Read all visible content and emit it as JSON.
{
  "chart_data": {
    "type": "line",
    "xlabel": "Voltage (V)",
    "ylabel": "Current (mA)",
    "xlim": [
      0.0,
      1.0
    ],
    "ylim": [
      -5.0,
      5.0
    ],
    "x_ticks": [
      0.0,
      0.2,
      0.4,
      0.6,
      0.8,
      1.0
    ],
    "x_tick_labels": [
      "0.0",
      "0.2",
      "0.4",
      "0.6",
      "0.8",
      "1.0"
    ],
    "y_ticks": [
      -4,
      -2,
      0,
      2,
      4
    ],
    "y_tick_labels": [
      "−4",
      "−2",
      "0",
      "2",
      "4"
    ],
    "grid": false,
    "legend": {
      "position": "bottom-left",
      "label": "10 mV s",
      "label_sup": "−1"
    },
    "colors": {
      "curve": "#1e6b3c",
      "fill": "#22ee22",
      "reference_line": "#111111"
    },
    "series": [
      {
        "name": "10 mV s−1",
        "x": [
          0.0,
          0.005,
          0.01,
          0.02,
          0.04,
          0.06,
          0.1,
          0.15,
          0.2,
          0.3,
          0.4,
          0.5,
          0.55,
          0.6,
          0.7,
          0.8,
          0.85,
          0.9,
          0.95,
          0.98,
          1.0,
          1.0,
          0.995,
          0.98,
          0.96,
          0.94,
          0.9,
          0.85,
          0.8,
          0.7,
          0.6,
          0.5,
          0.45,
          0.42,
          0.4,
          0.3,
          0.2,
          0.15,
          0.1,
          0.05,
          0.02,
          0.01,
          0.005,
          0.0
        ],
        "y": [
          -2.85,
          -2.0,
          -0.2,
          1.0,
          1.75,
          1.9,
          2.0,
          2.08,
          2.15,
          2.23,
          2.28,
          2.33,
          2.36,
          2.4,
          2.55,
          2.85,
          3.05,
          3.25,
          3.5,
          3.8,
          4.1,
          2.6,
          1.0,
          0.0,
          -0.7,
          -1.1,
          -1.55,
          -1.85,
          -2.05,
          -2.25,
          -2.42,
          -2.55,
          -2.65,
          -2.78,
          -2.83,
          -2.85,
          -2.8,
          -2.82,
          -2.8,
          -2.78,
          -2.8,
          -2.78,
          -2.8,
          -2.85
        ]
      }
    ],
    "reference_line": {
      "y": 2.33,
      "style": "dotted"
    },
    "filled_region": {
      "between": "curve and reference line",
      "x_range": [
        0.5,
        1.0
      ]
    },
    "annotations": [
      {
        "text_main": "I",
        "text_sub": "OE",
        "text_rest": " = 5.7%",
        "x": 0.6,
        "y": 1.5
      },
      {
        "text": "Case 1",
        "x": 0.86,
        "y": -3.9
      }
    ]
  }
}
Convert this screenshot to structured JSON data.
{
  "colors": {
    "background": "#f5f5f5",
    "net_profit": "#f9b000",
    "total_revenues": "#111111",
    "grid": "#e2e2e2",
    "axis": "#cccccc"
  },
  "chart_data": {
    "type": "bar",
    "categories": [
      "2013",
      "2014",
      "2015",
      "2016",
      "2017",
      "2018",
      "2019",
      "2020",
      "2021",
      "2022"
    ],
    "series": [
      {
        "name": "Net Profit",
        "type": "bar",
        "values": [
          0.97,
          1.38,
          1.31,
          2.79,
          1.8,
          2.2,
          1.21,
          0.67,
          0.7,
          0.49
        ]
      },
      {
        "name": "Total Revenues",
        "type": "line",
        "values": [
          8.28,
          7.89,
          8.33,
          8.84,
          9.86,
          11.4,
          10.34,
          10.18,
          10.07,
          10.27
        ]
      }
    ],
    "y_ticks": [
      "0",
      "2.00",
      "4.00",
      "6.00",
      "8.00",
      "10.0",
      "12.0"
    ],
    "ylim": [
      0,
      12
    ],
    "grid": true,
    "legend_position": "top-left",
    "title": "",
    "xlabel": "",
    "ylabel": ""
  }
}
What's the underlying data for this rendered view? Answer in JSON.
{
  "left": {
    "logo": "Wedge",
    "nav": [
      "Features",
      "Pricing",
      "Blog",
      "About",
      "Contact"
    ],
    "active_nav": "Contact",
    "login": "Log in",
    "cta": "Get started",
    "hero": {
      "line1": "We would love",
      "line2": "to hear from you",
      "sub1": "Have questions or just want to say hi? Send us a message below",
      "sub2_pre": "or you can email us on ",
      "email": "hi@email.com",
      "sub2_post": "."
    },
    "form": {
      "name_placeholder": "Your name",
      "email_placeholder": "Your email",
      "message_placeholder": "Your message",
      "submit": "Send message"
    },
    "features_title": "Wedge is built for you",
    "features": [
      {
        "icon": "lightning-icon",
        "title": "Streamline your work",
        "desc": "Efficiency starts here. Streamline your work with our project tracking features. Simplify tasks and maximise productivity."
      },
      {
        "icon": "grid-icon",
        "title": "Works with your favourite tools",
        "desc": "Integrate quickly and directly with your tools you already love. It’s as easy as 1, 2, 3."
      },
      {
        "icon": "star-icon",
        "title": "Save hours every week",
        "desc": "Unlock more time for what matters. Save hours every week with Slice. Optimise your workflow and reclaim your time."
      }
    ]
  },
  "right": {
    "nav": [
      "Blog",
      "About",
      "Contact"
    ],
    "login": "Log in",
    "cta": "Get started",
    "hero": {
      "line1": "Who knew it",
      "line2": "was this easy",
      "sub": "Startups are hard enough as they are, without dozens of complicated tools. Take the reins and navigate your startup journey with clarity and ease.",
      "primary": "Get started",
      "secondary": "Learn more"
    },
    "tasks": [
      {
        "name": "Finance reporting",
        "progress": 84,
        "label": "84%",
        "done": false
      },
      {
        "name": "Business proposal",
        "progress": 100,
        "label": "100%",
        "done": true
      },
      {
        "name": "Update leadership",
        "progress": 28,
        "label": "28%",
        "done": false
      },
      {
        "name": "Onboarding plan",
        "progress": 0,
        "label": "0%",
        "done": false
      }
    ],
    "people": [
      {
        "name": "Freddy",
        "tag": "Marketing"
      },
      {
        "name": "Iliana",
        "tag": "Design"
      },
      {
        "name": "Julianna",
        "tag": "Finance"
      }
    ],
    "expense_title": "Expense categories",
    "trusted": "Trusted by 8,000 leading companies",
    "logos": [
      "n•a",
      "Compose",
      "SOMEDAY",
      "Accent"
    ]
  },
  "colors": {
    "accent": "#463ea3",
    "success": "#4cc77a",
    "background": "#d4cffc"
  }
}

++++++++

__Directions for this task__
Across the entries, how many lines hold the word "icon"? Say only the number.

__Output below__
3